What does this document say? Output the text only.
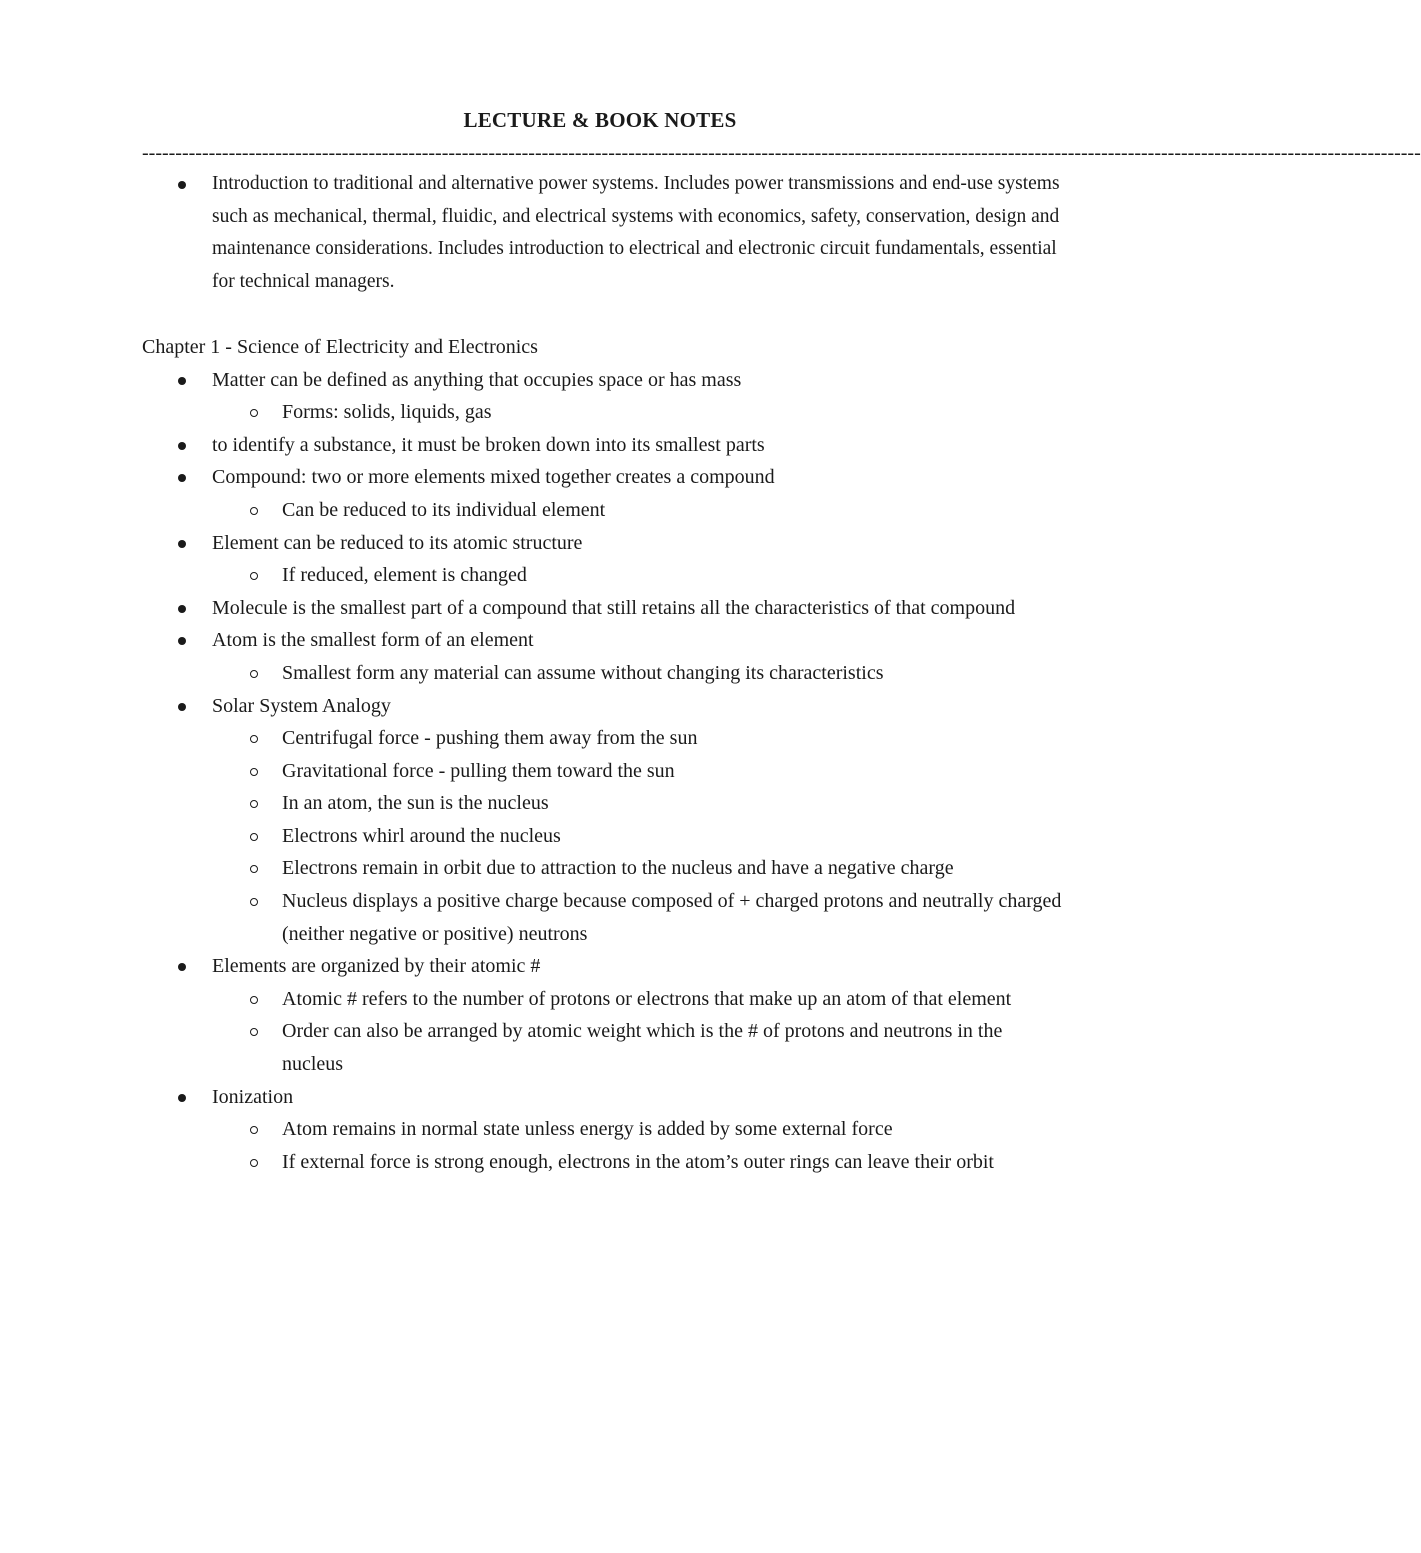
LECTURE & BOOK NOTES
------------------------------------------------------------------------------------------------------------------------------------------------------------------------------------------------
Introduction to traditional and alternative power systems. Includes power transmissions and end-use systems such as mechanical, thermal, fluidic, and electrical systems with economics, safety, conservation, design and maintenance considerations. Includes introduction to electrical and electronic circuit fundamentals, essential for technical managers.
Chapter 1 - Science of Electricity and Electronics
Matter can be defined as anything that occupies space or has mass
Forms: solids, liquids, gas
to identify a substance, it must be broken down into its smallest parts
Compound: two or more elements mixed together creates a compound
Can be reduced to its individual element
Element can be reduced to its atomic structure
If reduced, element is changed
Molecule is the smallest part of a compound that still retains all the characteristics of that compound
Atom is the smallest form of an element
Smallest form any material can assume without changing its characteristics
Solar System Analogy
Centrifugal force - pushing them away from the sun
Gravitational force - pulling them toward the sun
In an atom, the sun is the nucleus
Electrons whirl around the nucleus
Electrons remain in orbit due to attraction to the nucleus and have a negative charge
Nucleus displays a positive charge because composed of + charged protons and neutrally charged (neither negative or positive) neutrons
Elements are organized by their atomic #
Atomic # refers to the number of protons or electrons that make up an atom of that element
Order can also be arranged by atomic weight which is the # of protons and neutrons in the nucleus
Ionization
Atom remains in normal state unless energy is added by some external force
If external force is strong enough, electrons in the atom’s outer rings can leave their orbit
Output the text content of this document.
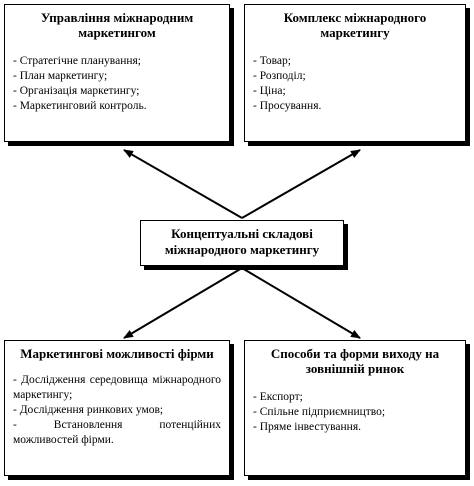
Управління міжнародним маркетингом
- Стратегічне планування;
- План маркетингу;
- Організація маркетингу;
- Маркетинговий контроль.
Комплекс міжнародного маркетингу
- Товар;
- Розподіл;
- Ціна;
- Просування.
Концептуальні складові міжнародного маркетингу
Маркетингові можливості фірми
- Дослідження середовища міжнародного маркетингу;
- Дослідження ринкових умов;
- Встановлення потенційних можливостей фірми.
Способи та форми виходу на зовнішній ринок
- Експорт;
- Спільне підприємництво;
- Пряме інвестування.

:: TASK DESCRIPTION ::
Show the lines that mention the word "them".

:: COMPLETED TASK ::
Centrifugal force - pushing them away from the sun
Gravitational force - pulling them toward the sun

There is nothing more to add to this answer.